§ DATA ENTRIES:
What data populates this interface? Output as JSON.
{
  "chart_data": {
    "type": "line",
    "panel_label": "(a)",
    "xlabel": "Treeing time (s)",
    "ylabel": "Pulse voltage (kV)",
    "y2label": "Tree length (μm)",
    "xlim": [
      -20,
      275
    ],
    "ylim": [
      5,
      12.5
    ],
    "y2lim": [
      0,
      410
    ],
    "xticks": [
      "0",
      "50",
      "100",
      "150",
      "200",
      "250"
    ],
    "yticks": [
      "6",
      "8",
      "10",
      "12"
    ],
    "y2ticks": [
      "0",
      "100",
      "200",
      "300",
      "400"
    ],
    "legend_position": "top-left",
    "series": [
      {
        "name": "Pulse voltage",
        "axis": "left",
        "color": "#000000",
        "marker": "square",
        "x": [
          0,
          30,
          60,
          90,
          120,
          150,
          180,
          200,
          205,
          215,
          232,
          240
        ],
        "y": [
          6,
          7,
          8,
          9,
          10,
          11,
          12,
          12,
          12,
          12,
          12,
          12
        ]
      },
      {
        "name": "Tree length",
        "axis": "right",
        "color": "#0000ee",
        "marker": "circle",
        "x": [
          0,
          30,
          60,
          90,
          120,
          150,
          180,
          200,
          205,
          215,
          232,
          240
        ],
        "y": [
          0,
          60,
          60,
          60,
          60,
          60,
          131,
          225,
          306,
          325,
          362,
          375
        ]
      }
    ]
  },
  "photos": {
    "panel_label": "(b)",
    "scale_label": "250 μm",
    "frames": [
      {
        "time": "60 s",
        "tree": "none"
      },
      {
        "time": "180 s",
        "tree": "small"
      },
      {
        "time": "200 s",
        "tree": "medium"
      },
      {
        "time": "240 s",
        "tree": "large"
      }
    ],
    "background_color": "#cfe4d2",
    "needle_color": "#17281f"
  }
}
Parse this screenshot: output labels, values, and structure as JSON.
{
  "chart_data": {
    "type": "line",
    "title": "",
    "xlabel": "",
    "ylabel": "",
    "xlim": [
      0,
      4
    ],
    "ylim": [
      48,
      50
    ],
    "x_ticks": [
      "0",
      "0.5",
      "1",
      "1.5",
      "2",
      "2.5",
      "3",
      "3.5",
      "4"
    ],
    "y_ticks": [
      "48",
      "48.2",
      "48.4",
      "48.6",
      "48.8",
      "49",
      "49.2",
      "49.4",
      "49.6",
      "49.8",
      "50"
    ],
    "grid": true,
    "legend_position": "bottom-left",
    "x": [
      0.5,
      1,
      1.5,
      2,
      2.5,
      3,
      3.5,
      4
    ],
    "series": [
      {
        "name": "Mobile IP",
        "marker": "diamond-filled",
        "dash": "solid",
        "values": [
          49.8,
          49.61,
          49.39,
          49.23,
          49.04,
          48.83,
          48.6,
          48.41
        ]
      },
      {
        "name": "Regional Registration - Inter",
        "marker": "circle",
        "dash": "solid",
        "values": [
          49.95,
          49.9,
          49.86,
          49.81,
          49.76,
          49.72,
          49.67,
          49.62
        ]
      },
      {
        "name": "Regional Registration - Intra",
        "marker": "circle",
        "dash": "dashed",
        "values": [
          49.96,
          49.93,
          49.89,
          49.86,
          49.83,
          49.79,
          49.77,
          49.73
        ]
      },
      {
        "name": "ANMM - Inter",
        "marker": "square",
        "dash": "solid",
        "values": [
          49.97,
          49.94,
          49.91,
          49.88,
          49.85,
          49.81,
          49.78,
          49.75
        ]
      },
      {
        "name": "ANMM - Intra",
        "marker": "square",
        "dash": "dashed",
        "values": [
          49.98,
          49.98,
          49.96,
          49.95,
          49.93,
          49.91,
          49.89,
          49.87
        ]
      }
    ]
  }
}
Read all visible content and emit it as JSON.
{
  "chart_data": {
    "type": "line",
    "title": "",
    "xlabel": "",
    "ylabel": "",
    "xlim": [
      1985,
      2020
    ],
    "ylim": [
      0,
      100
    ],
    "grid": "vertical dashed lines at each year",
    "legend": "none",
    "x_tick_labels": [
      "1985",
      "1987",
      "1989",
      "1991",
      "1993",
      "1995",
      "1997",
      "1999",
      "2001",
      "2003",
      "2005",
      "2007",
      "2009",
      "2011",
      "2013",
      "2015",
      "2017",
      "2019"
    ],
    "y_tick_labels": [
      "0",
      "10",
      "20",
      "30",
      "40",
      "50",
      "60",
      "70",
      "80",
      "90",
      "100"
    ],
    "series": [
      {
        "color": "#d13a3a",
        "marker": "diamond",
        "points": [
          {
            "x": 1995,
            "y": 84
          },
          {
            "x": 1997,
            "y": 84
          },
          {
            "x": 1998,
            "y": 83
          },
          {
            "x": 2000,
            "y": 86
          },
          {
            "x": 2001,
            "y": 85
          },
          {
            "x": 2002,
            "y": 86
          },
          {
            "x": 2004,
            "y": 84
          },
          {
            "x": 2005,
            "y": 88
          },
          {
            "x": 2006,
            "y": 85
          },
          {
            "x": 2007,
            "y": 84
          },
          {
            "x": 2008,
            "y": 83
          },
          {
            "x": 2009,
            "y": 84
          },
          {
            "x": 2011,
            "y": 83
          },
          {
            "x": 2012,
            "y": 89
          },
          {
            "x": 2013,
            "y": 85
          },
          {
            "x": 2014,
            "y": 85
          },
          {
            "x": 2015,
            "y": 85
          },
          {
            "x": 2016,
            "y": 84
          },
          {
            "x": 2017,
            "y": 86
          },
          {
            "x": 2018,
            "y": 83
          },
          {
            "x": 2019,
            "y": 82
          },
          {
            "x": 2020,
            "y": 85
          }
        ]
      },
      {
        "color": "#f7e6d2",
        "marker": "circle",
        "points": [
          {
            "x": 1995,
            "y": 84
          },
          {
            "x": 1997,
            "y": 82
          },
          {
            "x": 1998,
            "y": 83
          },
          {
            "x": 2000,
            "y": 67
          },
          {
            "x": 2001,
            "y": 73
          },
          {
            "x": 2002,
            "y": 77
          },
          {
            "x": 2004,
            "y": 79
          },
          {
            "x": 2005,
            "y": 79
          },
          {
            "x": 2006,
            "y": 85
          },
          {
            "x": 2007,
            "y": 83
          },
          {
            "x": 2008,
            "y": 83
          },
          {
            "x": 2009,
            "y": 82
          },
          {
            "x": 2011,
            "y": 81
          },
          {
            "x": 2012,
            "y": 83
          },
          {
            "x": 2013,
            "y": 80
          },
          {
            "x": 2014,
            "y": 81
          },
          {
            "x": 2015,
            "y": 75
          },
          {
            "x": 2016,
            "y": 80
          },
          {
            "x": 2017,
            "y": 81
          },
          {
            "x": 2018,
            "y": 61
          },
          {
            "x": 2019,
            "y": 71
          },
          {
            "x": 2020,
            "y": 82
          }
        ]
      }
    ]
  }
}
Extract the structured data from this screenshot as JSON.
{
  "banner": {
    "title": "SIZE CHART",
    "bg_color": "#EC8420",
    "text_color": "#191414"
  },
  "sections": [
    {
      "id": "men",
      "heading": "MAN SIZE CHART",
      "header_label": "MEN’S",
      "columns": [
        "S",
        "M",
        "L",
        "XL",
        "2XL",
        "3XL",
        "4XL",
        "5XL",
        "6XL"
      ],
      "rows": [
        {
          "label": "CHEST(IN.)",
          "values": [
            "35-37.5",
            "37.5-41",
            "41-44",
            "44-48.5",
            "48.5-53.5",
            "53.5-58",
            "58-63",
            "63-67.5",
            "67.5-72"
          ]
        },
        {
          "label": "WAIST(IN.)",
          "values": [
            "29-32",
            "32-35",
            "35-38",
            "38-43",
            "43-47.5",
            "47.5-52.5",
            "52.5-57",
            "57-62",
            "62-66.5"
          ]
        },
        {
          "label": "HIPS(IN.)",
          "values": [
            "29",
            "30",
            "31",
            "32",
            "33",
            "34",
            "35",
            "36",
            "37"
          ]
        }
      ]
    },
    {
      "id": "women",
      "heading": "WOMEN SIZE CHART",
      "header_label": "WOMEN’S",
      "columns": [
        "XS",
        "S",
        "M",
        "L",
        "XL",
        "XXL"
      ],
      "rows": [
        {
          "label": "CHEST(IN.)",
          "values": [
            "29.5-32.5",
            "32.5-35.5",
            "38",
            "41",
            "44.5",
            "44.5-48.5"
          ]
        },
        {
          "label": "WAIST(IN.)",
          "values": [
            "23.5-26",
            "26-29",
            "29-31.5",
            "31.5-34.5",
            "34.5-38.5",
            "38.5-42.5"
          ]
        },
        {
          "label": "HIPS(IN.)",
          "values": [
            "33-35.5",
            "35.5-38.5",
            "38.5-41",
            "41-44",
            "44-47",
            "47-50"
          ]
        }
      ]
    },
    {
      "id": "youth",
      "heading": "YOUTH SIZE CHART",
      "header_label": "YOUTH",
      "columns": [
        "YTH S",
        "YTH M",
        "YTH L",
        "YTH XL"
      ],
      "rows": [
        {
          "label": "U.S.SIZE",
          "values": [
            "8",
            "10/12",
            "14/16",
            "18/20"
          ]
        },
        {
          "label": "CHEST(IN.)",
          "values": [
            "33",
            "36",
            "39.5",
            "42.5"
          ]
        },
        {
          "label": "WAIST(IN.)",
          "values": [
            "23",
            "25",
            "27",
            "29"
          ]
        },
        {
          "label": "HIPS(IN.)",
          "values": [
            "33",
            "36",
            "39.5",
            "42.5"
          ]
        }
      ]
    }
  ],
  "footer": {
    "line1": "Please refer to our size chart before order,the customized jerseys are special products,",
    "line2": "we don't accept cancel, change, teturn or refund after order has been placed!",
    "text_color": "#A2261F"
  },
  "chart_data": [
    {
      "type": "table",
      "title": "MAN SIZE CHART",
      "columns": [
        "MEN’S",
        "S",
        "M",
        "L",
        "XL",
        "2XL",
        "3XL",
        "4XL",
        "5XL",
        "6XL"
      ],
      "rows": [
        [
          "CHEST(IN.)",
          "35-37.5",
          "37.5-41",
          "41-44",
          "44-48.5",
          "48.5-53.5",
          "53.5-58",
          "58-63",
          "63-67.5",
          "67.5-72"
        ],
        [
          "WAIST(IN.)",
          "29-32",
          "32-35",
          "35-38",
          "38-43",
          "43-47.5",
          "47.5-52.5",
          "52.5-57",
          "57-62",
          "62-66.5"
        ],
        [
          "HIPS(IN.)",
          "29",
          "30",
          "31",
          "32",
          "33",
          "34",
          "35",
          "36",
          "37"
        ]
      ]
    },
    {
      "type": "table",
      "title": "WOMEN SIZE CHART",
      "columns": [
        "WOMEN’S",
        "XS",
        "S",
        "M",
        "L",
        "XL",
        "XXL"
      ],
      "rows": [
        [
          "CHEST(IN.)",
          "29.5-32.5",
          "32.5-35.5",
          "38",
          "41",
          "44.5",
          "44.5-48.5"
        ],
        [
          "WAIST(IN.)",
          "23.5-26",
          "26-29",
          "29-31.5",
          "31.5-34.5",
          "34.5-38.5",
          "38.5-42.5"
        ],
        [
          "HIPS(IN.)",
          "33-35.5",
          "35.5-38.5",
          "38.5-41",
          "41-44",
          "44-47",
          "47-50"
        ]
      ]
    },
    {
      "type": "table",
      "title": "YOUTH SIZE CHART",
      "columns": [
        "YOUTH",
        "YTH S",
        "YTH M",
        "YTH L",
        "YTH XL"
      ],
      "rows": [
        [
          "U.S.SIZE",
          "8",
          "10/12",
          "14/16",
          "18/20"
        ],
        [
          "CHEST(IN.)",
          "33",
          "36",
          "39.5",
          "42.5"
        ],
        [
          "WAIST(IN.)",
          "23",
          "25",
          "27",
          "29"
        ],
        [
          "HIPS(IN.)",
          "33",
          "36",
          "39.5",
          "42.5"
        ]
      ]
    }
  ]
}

§ OBJECTIVE: Lines from the records above that hold "left" are the ones to list.

§ REPLY:
    "legend_position": "top-left",
        "axis": "left",
    "legend_position": "bottom-left",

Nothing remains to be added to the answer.